Information shown:
———
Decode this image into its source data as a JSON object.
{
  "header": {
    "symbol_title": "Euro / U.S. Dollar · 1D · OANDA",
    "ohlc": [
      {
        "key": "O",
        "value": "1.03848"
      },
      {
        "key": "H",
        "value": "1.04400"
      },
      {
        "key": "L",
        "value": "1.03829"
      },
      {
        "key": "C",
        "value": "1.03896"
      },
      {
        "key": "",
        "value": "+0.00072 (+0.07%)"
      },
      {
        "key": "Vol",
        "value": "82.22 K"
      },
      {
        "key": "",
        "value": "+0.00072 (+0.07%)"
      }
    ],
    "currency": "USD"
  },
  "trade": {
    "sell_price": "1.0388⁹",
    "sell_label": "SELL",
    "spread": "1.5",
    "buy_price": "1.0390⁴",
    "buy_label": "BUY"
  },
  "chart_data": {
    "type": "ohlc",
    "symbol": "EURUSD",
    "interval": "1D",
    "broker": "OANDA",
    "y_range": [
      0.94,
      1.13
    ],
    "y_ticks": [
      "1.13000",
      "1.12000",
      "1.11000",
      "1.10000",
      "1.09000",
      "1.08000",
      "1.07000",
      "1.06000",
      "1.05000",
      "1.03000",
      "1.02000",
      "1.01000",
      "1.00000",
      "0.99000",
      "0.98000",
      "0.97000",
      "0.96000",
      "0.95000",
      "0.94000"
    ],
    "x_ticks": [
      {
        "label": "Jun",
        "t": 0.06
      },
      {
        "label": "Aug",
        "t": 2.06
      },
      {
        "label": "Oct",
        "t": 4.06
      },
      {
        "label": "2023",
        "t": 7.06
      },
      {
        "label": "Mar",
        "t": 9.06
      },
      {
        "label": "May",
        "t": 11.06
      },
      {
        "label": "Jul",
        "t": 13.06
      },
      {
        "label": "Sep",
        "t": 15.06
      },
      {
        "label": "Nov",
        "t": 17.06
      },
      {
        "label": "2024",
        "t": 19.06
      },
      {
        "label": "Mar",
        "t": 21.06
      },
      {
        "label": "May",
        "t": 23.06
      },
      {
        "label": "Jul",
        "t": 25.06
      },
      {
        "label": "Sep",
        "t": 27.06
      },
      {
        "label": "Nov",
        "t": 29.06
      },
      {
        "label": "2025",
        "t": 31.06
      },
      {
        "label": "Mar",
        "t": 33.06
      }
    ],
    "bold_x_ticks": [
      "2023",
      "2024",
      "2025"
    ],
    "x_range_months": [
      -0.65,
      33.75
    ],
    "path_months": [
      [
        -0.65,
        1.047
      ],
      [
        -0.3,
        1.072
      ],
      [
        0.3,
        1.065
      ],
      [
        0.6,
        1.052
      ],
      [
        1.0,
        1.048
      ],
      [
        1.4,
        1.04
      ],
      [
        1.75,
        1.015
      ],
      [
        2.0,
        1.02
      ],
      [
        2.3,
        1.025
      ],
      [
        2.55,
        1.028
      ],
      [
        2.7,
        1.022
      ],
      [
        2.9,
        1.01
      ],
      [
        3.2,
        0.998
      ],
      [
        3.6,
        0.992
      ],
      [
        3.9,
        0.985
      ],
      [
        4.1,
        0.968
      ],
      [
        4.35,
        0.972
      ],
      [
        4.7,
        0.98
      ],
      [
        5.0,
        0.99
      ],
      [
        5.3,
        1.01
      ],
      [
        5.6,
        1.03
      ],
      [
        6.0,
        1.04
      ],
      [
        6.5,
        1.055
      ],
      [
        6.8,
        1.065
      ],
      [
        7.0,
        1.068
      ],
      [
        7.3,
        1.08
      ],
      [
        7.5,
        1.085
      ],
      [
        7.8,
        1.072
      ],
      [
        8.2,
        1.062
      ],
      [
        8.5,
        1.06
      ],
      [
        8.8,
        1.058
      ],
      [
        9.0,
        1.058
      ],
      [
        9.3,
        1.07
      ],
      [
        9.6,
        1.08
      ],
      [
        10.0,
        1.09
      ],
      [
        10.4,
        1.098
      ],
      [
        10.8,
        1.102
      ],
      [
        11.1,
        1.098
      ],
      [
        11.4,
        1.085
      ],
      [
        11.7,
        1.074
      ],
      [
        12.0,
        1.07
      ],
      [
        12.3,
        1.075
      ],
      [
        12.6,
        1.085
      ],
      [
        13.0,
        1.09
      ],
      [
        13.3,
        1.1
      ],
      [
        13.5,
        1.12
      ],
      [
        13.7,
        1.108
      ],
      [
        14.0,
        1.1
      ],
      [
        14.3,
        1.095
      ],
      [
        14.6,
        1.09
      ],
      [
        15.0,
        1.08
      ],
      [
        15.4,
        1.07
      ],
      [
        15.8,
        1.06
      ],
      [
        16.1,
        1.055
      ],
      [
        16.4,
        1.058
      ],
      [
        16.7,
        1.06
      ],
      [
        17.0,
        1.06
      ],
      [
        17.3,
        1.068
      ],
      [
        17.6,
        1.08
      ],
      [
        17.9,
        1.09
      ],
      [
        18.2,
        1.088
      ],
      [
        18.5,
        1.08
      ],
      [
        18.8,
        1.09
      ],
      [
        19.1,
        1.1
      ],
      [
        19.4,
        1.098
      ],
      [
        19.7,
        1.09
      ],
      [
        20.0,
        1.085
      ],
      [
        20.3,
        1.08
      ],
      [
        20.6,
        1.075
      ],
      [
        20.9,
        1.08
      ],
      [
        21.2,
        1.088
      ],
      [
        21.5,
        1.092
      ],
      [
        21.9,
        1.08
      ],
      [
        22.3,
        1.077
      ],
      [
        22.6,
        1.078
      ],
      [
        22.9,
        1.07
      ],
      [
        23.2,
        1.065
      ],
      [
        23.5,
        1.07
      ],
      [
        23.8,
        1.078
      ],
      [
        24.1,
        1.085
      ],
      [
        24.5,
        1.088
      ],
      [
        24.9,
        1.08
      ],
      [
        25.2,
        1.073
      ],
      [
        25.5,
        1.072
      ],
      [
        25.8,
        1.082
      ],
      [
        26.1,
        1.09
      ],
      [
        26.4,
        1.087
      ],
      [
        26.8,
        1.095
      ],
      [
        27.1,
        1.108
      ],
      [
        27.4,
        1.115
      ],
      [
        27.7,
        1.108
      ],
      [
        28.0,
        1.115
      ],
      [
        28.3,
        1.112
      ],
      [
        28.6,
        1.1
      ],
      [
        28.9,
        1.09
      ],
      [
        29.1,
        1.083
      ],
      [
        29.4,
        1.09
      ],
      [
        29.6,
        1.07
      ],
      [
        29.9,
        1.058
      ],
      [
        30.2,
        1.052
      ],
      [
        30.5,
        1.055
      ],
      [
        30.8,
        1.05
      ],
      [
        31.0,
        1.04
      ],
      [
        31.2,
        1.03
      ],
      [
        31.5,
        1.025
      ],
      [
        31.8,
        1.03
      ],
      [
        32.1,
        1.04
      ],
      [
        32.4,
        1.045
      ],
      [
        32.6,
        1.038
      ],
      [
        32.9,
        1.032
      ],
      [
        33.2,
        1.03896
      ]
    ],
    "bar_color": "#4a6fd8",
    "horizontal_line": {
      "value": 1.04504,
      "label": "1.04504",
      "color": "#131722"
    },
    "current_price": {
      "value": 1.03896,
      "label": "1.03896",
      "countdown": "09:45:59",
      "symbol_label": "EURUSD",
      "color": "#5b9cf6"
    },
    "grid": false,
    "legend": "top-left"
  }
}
———
Your objective:
Repeat each entry word for word.

Response to this exercise:
Decode this image into its source data as a JSON object.
{
  "header": {
    "symbol_title": "Euro / U.S. Dollar · 1D · OANDA",
    "ohlc": [
      {
        "key": "O",
        "value": "1.03848"
      },
      {
        "key": "H",
        "value": "1.04400"
      },
      {
        "key": "L",
        "value": "1.03829"
      },
      {
        "key": "C",
        "value": "1.03896"
      },
      {
        "key": "",
        "value": "+0.00072 (+0.07%)"
      },
      {
        "key": "Vol",
        "value": "82.22 K"
      },
      {
        "key": "",
        "value": "+0.00072 (+0.07%)"
      }
    ],
    "currency": "USD"
  },
  "trade": {
    "sell_price": "1.0388⁹",
    "sell_label": "SELL",
    "spread": "1.5",
    "buy_price": "1.0390⁴",
    "buy_label": "BUY"
  },
  "chart_data": {
    "type": "ohlc",
    "symbol": "EURUSD",
    "interval": "1D",
    "broker": "OANDA",
    "y_range": [
      0.94,
      1.13
    ],
    "y_ticks": [
      "1.13000",
      "1.12000",
      "1.11000",
      "1.10000",
      "1.09000",
      "1.08000",
      "1.07000",
      "1.06000",
      "1.05000",
      "1.03000",
      "1.02000",
      "1.01000",
      "1.00000",
      "0.99000",
      "0.98000",
      "0.97000",
      "0.96000",
      "0.95000",
      "0.94000"
    ],
    "x_ticks": [
      {
        "label": "Jun",
        "t": 0.06
      },
      {
        "label": "Aug",
        "t": 2.06
      },
      {
        "label": "Oct",
        "t": 4.06
      },
      {
        "label": "2023",
        "t": 7.06
      },
      {
        "label": "Mar",
        "t": 9.06
      },
      {
        "label": "May",
        "t": 11.06
      },
      {
        "label": "Jul",
        "t": 13.06
      },
      {
        "label": "Sep",
        "t": 15.06
      },
      {
        "label": "Nov",
        "t": 17.06
      },
      {
        "label": "2024",
        "t": 19.06
      },
      {
        "label": "Mar",
        "t": 21.06
      },
      {
        "label": "May",
        "t": 23.06
      },
      {
        "label": "Jul",
        "t": 25.06
      },
      {
        "label": "Sep",
        "t": 27.06
      },
      {
        "label": "Nov",
        "t": 29.06
      },
      {
        "label": "2025",
        "t": 31.06
      },
      {
        "label": "Mar",
        "t": 33.06
      }
    ],
    "bold_x_ticks": [
      "2023",
      "2024",
      "2025"
    ],
    "x_range_months": [
      -0.65,
      33.75
    ],
    "path_months": [
      [
        -0.65,
        1.047
      ],
      [
        -0.3,
        1.072
      ],
      [
        0.3,
        1.065
      ],
      [
        0.6,
        1.052
      ],
      [
        1.0,
        1.048
      ],
      [
        1.4,
        1.04
      ],
      [
        1.75,
        1.015
      ],
      [
        2.0,
        1.02
      ],
      [
        2.3,
        1.025
      ],
      [
        2.55,
        1.028
      ],
      [
        2.7,
        1.022
      ],
      [
        2.9,
        1.01
      ],
      [
        3.2,
        0.998
      ],
      [
        3.6,
        0.992
      ],
      [
        3.9,
        0.985
      ],
      [
        4.1,
        0.968
      ],
      [
        4.35,
        0.972
      ],
      [
        4.7,
        0.98
      ],
      [
        5.0,
        0.99
      ],
      [
        5.3,
        1.01
      ],
      [
        5.6,
        1.03
      ],
      [
        6.0,
        1.04
      ],
      [
        6.5,
        1.055
      ],
      [
        6.8,
        1.065
      ],
      [
        7.0,
        1.068
      ],
      [
        7.3,
        1.08
      ],
      [
        7.5,
        1.085
      ],
      [
        7.8,
        1.072
      ],
      [
        8.2,
        1.062
      ],
      [
        8.5,
        1.06
      ],
      [
        8.8,
        1.058
      ],
      [
        9.0,
        1.058
      ],
      [
        9.3,
        1.07
      ],
      [
        9.6,
        1.08
      ],
      [
        10.0,
        1.09
      ],
      [
        10.4,
        1.098
      ],
      [
        10.8,
        1.102
      ],
      [
        11.1,
        1.098
      ],
      [
        11.4,
        1.085
      ],
      [
        11.7,
        1.074
      ],
      [
        12.0,
        1.07
      ],
      [
        12.3,
        1.075
      ],
      [
        12.6,
        1.085
      ],
      [
        13.0,
        1.09
      ],
      [
        13.3,
        1.1
      ],
      [
        13.5,
        1.12
      ],
      [
        13.7,
        1.108
      ],
      [
        14.0,
        1.1
      ],
      [
        14.3,
        1.095
      ],
      [
        14.6,
        1.09
      ],
      [
        15.0,
        1.08
      ],
      [
        15.4,
        1.07
      ],
      [
        15.8,
        1.06
      ],
      [
        16.1,
        1.055
      ],
      [
        16.4,
        1.058
      ],
      [
        16.7,
        1.06
      ],
      [
        17.0,
        1.06
      ],
      [
        17.3,
        1.068
      ],
      [
        17.6,
        1.08
      ],
      [
        17.9,
        1.09
      ],
      [
        18.2,
        1.088
      ],
      [
        18.5,
        1.08
      ],
      [
        18.8,
        1.09
      ],
      [
        19.1,
        1.1
      ],
      [
        19.4,
        1.098
      ],
      [
        19.7,
        1.09
      ],
      [
        20.0,
        1.085
      ],
      [
        20.3,
        1.08
      ],
      [
        20.6,
        1.075
      ],
      [
        20.9,
        1.08
      ],
      [
        21.2,
        1.088
      ],
      [
        21.5,
        1.092
      ],
      [
        21.9,
        1.08
      ],
      [
        22.3,
        1.077
      ],
      [
        22.6,
        1.078
      ],
      [
        22.9,
        1.07
      ],
      [
        23.2,
        1.065
      ],
      [
        23.5,
        1.07
      ],
      [
        23.8,
        1.078
      ],
      [
        24.1,
        1.085
      ],
      [
        24.5,
        1.088
      ],
      [
        24.9,
        1.08
      ],
      [
        25.2,
        1.073
      ],
      [
        25.5,
        1.072
      ],
      [
        25.8,
        1.082
      ],
      [
        26.1,
        1.09
      ],
      [
        26.4,
        1.087
      ],
      [
        26.8,
        1.095
      ],
      [
        27.1,
        1.108
      ],
      [
        27.4,
        1.115
      ],
      [
        27.7,
        1.108
      ],
      [
        28.0,
        1.115
      ],
      [
        28.3,
        1.112
      ],
      [
        28.6,
        1.1
      ],
      [
        28.9,
        1.09
      ],
      [
        29.1,
        1.083
      ],
      [
        29.4,
        1.09
      ],
      [
        29.6,
        1.07
      ],
      [
        29.9,
        1.058
      ],
      [
        30.2,
        1.052
      ],
      [
        30.5,
        1.055
      ],
      [
        30.8,
        1.05
      ],
      [
        31.0,
        1.04
      ],
      [
        31.2,
        1.03
      ],
      [
        31.5,
        1.025
      ],
      [
        31.8,
        1.03
      ],
      [
        32.1,
        1.04
      ],
      [
        32.4,
        1.045
      ],
      [
        32.6,
        1.038
      ],
      [
        32.9,
        1.032
      ],
      [
        33.2,
        1.03896
      ]
    ],
    "bar_color": "#4a6fd8",
    "horizontal_line": {
      "value": 1.04504,
      "label": "1.04504",
      "color": "#131722"
    },
    "current_price": {
      "value": 1.03896,
      "label": "1.03896",
      "countdown": "09:45:59",
      "symbol_label": "EURUSD",
      "color": "#5b9cf6"
    },
    "grid": false,
    "legend": "top-left"
  }
}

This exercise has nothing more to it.